**Exercise task:** Please report every line from the material that contains the word "convergence".

************

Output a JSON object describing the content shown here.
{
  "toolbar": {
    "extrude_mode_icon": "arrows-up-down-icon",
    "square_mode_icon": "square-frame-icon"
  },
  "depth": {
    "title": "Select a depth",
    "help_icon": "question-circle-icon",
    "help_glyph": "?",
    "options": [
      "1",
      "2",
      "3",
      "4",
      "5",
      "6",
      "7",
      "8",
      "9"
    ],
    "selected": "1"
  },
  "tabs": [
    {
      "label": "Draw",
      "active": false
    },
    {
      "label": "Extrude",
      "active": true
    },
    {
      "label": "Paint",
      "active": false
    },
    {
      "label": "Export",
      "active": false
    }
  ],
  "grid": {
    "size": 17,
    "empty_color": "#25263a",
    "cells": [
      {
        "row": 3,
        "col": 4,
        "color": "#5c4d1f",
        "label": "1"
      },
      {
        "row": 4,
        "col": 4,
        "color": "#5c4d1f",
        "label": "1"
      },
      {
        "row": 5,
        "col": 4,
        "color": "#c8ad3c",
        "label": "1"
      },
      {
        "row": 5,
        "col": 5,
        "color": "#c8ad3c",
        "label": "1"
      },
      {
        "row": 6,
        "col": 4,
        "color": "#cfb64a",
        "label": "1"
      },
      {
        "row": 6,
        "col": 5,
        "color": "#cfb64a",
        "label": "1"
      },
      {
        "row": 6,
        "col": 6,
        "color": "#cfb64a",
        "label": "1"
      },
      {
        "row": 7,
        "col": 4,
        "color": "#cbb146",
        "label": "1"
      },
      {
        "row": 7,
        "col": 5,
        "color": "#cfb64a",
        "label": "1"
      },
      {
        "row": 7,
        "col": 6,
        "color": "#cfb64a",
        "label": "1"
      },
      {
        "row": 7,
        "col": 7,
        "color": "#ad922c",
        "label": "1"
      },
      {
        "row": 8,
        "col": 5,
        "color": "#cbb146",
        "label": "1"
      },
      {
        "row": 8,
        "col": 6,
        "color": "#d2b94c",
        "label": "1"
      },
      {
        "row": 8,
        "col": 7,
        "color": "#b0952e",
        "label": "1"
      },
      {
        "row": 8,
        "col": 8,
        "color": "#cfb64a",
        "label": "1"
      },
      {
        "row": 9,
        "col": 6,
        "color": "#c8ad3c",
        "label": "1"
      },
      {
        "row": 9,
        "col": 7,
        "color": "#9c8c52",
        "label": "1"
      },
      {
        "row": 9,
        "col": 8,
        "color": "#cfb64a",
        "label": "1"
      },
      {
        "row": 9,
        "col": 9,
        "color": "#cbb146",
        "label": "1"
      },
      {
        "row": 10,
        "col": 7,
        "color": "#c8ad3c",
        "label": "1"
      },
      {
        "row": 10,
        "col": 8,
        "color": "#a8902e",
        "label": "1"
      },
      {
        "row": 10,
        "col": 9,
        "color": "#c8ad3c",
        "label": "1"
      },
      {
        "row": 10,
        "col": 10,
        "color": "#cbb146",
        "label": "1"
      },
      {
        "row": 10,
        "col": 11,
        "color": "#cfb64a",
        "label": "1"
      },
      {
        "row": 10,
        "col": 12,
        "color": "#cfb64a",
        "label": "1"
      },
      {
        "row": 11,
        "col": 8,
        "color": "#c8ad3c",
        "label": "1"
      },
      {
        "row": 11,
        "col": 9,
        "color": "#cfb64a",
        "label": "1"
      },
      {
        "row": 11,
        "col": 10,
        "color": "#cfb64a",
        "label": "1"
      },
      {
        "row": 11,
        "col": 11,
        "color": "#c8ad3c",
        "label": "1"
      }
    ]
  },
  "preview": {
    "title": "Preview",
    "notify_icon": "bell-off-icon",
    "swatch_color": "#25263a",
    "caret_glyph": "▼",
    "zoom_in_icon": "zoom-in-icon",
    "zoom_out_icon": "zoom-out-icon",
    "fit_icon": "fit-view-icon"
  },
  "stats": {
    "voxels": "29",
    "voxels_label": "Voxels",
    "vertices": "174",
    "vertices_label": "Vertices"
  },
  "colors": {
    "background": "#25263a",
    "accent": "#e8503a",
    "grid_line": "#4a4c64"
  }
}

************

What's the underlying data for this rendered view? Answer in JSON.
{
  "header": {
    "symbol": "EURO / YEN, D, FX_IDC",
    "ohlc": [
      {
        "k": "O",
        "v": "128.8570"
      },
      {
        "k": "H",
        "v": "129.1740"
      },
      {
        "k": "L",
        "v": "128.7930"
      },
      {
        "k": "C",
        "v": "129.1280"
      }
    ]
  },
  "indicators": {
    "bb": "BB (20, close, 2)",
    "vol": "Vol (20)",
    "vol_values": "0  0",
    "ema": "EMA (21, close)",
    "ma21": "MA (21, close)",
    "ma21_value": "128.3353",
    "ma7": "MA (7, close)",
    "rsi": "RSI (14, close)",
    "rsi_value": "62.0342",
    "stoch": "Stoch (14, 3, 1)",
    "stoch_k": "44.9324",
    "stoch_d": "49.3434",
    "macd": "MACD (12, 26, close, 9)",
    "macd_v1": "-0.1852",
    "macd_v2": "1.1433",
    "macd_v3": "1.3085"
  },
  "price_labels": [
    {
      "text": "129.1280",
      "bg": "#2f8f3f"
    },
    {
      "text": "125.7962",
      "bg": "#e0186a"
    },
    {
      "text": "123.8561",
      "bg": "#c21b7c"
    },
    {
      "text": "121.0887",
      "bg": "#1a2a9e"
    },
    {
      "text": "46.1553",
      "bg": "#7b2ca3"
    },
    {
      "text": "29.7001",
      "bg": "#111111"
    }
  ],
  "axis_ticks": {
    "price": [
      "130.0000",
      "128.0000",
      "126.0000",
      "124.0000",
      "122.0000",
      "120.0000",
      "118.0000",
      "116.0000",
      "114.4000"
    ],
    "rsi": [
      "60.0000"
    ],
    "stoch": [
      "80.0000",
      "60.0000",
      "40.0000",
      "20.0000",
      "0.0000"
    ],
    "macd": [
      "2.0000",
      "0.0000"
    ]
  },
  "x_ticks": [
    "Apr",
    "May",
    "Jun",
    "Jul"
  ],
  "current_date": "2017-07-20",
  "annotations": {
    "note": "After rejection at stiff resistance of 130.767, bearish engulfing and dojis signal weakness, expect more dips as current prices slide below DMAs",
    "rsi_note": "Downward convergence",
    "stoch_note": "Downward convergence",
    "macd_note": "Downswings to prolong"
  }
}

************

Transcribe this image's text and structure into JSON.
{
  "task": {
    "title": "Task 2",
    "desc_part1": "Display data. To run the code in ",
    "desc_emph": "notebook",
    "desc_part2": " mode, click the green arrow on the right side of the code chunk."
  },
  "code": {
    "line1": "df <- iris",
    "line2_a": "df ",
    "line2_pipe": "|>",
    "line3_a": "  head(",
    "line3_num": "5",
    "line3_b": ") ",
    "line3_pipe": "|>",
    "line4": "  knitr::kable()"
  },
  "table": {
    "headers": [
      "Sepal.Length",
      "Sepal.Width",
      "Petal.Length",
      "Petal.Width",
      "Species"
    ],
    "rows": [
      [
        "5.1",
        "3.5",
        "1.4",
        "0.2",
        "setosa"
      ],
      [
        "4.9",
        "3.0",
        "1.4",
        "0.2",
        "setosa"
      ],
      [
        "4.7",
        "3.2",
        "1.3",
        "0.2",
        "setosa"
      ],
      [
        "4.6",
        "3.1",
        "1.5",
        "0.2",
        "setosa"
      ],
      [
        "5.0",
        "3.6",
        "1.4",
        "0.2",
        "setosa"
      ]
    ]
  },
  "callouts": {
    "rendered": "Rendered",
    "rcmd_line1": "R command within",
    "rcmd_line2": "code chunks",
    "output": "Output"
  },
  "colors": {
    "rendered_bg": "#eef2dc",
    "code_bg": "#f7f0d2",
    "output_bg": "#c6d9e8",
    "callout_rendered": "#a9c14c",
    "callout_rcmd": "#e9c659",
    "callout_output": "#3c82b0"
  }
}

************

**Answer to the task:**
    "rsi_note": "Downward convergence",
    "stoch_note": "Downward convergence",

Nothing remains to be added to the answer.